### RAW DATA

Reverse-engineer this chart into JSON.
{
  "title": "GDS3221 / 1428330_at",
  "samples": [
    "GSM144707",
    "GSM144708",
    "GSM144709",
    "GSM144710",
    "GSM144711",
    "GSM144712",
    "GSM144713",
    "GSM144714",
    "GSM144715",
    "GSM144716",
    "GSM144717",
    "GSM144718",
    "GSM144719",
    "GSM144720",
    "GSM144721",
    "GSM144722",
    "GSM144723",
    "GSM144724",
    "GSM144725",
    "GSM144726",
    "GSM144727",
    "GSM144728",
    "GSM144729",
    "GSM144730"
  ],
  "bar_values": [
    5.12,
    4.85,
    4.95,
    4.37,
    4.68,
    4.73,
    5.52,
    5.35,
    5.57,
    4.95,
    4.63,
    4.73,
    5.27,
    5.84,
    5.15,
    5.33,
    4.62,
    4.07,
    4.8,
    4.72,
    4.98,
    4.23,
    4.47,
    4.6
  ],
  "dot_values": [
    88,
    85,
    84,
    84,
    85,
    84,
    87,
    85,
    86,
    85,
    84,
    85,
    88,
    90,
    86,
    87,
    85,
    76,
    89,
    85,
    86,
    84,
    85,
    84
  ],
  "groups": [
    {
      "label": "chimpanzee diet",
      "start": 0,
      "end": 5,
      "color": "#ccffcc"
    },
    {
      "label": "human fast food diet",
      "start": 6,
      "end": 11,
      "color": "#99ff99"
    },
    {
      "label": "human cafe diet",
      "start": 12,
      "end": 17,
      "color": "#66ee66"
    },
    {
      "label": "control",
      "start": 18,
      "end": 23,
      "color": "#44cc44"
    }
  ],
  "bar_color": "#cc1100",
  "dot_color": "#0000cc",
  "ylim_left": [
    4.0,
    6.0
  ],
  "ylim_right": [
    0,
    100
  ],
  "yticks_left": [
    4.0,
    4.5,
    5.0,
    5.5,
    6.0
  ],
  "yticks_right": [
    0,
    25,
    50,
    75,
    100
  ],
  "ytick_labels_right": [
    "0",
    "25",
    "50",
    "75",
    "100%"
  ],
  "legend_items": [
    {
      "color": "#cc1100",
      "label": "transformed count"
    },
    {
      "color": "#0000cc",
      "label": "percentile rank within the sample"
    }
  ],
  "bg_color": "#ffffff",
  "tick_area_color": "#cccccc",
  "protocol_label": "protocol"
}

######

* _EXERCISE DETAILS_
Please reproduce each line exactly as written.

* _ANSWER_
Reverse-engineer this chart into JSON.
{
  "title": "GDS3221 / 1428330_at",
  "samples": [
    "GSM144707",
    "GSM144708",
    "GSM144709",
    "GSM144710",
    "GSM144711",
    "GSM144712",
    "GSM144713",
    "GSM144714",
    "GSM144715",
    "GSM144716",
    "GSM144717",
    "GSM144718",
    "GSM144719",
    "GSM144720",
    "GSM144721",
    "GSM144722",
    "GSM144723",
    "GSM144724",
    "GSM144725",
    "GSM144726",
    "GSM144727",
    "GSM144728",
    "GSM144729",
    "GSM144730"
  ],
  "bar_values": [
    5.12,
    4.85,
    4.95,
    4.37,
    4.68,
    4.73,
    5.52,
    5.35,
    5.57,
    4.95,
    4.63,
    4.73,
    5.27,
    5.84,
    5.15,
    5.33,
    4.62,
    4.07,
    4.8,
    4.72,
    4.98,
    4.23,
    4.47,
    4.6
  ],
  "dot_values": [
    88,
    85,
    84,
    84,
    85,
    84,
    87,
    85,
    86,
    85,
    84,
    85,
    88,
    90,
    86,
    87,
    85,
    76,
    89,
    85,
    86,
    84,
    85,
    84
  ],
  "groups": [
    {
      "label": "chimpanzee diet",
      "start": 0,
      "end": 5,
      "color": "#ccffcc"
    },
    {
      "label": "human fast food diet",
      "start": 6,
      "end": 11,
      "color": "#99ff99"
    },
    {
      "label": "human cafe diet",
      "start": 12,
      "end": 17,
      "color": "#66ee66"
    },
    {
      "label": "control",
      "start": 18,
      "end": 23,
      "color": "#44cc44"
    }
  ],
  "bar_color": "#cc1100",
  "dot_color": "#0000cc",
  "ylim_left": [
    4.0,
    6.0
  ],
  "ylim_right": [
    0,
    100
  ],
  "yticks_left": [
    4.0,
    4.5,
    5.0,
    5.5,
    6.0
  ],
  "yticks_right": [
    0,
    25,
    50,
    75,
    100
  ],
  "ytick_labels_right": [
    "0",
    "25",
    "50",
    "75",
    "100%"
  ],
  "legend_items": [
    {
      "color": "#cc1100",
      "label": "transformed count"
    },
    {
      "color": "#0000cc",
      "label": "percentile rank within the sample"
    }
  ],
  "bg_color": "#ffffff",
  "tick_area_color": "#cccccc",
  "protocol_label": "protocol"
}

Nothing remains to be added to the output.